### Data for the task

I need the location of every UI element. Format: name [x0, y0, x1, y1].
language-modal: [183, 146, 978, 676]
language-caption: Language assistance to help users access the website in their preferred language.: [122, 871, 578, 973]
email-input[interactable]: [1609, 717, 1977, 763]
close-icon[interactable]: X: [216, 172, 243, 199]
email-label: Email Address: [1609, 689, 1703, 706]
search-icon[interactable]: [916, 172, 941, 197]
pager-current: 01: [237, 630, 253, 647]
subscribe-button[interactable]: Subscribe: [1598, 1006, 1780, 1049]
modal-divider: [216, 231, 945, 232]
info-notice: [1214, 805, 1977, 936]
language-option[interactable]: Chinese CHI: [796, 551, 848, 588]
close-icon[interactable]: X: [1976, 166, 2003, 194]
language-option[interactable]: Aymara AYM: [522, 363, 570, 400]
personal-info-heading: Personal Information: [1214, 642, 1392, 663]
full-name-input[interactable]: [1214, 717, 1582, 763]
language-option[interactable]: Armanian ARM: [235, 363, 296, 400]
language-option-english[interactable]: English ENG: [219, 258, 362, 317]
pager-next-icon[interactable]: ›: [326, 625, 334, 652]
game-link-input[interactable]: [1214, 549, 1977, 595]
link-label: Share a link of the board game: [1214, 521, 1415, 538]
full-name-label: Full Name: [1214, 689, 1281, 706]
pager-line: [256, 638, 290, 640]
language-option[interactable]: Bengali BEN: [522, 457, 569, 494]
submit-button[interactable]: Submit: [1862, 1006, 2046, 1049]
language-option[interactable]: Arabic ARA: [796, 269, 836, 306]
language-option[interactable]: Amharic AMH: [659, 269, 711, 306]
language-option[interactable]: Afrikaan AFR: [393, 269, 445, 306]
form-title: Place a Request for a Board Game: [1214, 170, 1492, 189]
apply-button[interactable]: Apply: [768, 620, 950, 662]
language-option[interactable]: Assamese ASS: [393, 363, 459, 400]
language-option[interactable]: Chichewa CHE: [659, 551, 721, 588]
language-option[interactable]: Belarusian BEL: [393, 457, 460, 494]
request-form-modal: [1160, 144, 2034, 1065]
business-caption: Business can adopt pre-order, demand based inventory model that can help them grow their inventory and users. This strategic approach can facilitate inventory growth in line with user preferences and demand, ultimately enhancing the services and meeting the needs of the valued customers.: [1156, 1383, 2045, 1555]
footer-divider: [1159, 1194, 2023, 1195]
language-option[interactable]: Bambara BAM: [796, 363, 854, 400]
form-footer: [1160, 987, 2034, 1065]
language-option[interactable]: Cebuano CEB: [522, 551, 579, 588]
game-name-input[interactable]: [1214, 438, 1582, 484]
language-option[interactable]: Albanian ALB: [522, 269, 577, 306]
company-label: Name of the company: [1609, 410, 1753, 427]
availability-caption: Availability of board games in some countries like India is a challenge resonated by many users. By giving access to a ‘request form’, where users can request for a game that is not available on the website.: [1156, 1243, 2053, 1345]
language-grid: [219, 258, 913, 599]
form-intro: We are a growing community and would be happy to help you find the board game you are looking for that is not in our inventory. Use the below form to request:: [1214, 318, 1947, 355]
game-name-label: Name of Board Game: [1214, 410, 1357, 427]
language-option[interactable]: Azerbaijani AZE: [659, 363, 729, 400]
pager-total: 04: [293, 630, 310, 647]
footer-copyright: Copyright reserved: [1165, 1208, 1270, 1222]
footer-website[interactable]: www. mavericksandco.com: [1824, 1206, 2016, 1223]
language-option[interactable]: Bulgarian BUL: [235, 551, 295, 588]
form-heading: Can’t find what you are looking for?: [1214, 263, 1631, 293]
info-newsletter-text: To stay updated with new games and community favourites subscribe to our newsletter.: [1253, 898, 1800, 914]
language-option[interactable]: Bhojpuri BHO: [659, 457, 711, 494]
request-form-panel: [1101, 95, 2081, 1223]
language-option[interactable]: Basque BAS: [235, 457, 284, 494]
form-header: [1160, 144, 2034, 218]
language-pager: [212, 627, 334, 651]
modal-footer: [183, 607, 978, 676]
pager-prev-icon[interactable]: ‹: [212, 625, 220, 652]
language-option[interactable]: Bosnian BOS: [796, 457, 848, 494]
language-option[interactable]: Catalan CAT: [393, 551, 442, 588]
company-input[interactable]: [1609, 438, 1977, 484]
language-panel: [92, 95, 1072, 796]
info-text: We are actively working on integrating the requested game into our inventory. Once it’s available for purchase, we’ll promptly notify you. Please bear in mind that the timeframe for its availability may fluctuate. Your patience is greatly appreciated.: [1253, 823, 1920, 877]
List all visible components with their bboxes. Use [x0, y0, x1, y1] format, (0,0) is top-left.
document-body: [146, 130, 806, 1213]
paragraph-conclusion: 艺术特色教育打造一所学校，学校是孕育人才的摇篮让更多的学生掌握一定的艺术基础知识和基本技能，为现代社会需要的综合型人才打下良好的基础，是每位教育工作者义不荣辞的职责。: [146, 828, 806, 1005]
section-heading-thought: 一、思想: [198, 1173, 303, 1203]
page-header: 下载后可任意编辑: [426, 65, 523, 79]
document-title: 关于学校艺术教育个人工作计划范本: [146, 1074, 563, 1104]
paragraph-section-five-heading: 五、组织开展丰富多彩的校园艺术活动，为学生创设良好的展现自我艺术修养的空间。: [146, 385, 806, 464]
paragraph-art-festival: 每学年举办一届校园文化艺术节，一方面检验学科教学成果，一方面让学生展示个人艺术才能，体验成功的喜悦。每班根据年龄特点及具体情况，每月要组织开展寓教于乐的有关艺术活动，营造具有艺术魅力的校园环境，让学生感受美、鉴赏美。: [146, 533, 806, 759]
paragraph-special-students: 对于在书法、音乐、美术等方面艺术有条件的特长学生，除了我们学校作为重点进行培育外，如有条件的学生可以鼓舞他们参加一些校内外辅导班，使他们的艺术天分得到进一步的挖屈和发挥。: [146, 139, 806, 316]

### Description of the task
Pull every line from the data above and reproduce each one verbatim, in its original order.

### Result for this exercise
I need the location of every UI element. Format: name [x0, y0, x1, y1].
language-modal: [183, 146, 978, 676]
language-caption: Language assistance to help users access the website in their preferred language.: [122, 871, 578, 973]
email-input[interactable]: [1609, 717, 1977, 763]
close-icon[interactable]: X: [216, 172, 243, 199]
email-label: Email Address: [1609, 689, 1703, 706]
search-icon[interactable]: [916, 172, 941, 197]
pager-current: 01: [237, 630, 253, 647]
subscribe-button[interactable]: Subscribe: [1598, 1006, 1780, 1049]
modal-divider: [216, 231, 945, 232]
info-notice: [1214, 805, 1977, 936]
language-option[interactable]: Chinese CHI: [796, 551, 848, 588]
close-icon[interactable]: X: [1976, 166, 2003, 194]
language-option[interactable]: Aymara AYM: [522, 363, 570, 400]
personal-info-heading: Personal Information: [1214, 642, 1392, 663]
full-name-input[interactable]: [1214, 717, 1582, 763]
language-option[interactable]: Armanian ARM: [235, 363, 296, 400]
language-option-english[interactable]: English ENG: [219, 258, 362, 317]
pager-next-icon[interactable]: ›: [326, 625, 334, 652]
game-link-input[interactable]: [1214, 549, 1977, 595]
link-label: Share a link of the board game: [1214, 521, 1415, 538]
full-name-label: Full Name: [1214, 689, 1281, 706]
pager-line: [256, 638, 290, 640]
language-option[interactable]: Bengali BEN: [522, 457, 569, 494]
submit-button[interactable]: Submit: [1862, 1006, 2046, 1049]
language-option[interactable]: Arabic ARA: [796, 269, 836, 306]
language-option[interactable]: Amharic AMH: [659, 269, 711, 306]
language-option[interactable]: Afrikaan AFR: [393, 269, 445, 306]
form-title: Place a Request for a Board Game: [1214, 170, 1492, 189]
apply-button[interactable]: Apply: [768, 620, 950, 662]
language-option[interactable]: Assamese ASS: [393, 363, 459, 400]
language-option[interactable]: Chichewa CHE: [659, 551, 721, 588]
language-option[interactable]: Belarusian BEL: [393, 457, 460, 494]
request-form-modal: [1160, 144, 2034, 1065]
business-caption: Business can adopt pre-order, demand based inventory model that can help them grow their inventory and users. This strategic approach can facilitate inventory growth in line with user preferences and demand, ultimately enhancing the services and meeting the needs of the valued customers.: [1156, 1383, 2045, 1555]
footer-divider: [1159, 1194, 2023, 1195]
language-option[interactable]: Bambara BAM: [796, 363, 854, 400]
form-footer: [1160, 987, 2034, 1065]
language-option[interactable]: Cebuano CEB: [522, 551, 579, 588]
game-name-input[interactable]: [1214, 438, 1582, 484]
language-option[interactable]: Albanian ALB: [522, 269, 577, 306]
company-label: Name of the company: [1609, 410, 1753, 427]
availability-caption: Availability of board games in some countries like India is a challenge resonated by many users. By giving access to a ‘request form’, where users can request for a game that is not available on the website.: [1156, 1243, 2053, 1345]
language-grid: [219, 258, 913, 599]
form-intro: We are a growing community and would be happy to help you find the board game you are looking for that is not in our inventory. Use the below form to request:: [1214, 318, 1947, 355]
game-name-label: Name of Board Game: [1214, 410, 1357, 427]
language-option[interactable]: Azerbaijani AZE: [659, 363, 729, 400]
pager-total: 04: [293, 630, 310, 647]
footer-copyright: Copyright reserved: [1165, 1208, 1270, 1222]
footer-website[interactable]: www. mavericksandco.com: [1824, 1206, 2016, 1223]
language-option[interactable]: Bulgarian BUL: [235, 551, 295, 588]
form-heading: Can’t find what you are looking for?: [1214, 263, 1631, 293]
info-newsletter-text: To stay updated with new games and community favourites subscribe to our newsletter.: [1253, 898, 1800, 914]
language-option[interactable]: Bhojpuri BHO: [659, 457, 711, 494]
request-form-panel: [1101, 95, 2081, 1223]
language-option[interactable]: Basque BAS: [235, 457, 284, 494]
form-header: [1160, 144, 2034, 218]
language-pager: [212, 627, 334, 651]
modal-footer: [183, 607, 978, 676]
pager-prev-icon[interactable]: ‹: [212, 625, 220, 652]
language-option[interactable]: Bosnian BOS: [796, 457, 848, 494]
language-option[interactable]: Catalan CAT: [393, 551, 442, 588]
company-input[interactable]: [1609, 438, 1977, 484]
language-panel: [92, 95, 1072, 796]
info-text: We are actively working on integrating the requested game into our inventory. Once it’s available for purchase, we’ll promptly notify you. Please bear in mind that the timeframe for its availability may fluctuate. Your patience is greatly appreciated.: [1253, 823, 1920, 877]
List all visible components with their bboxes. Use [x0, y0, x1, y1] format, (0,0) is top-left.
document-body: [146, 130, 806, 1213]
paragraph-conclusion: 艺术特色教育打造一所学校，学校是孕育人才的摇篮让更多的学生掌握一定的艺术基础知识和基本技能，为现代社会需要的综合型人才打下良好的基础，是每位教育工作者义不荣辞的职责。: [146, 828, 806, 1005]
section-heading-thought: 一、思想: [198, 1173, 303, 1203]
page-header: 下载后可任意编辑: [426, 65, 523, 79]
document-title: 关于学校艺术教育个人工作计划范本: [146, 1074, 563, 1104]
paragraph-section-five-heading: 五、组织开展丰富多彩的校园艺术活动，为学生创设良好的展现自我艺术修养的空间。: [146, 385, 806, 464]
paragraph-art-festival: 每学年举办一届校园文化艺术节，一方面检验学科教学成果，一方面让学生展示个人艺术才能，体验成功的喜悦。每班根据年龄特点及具体情况，每月要组织开展寓教于乐的有关艺术活动，营造具有艺术魅力的校园环境，让学生感受美、鉴赏美。: [146, 533, 806, 759]
paragraph-special-students: 对于在书法、音乐、美术等方面艺术有条件的特长学生，除了我们学校作为重点进行培育外，如有条件的学生可以鼓舞他们参加一些校内外辅导班，使他们的艺术天分得到进一步的挖屈和发挥。: [146, 139, 806, 316]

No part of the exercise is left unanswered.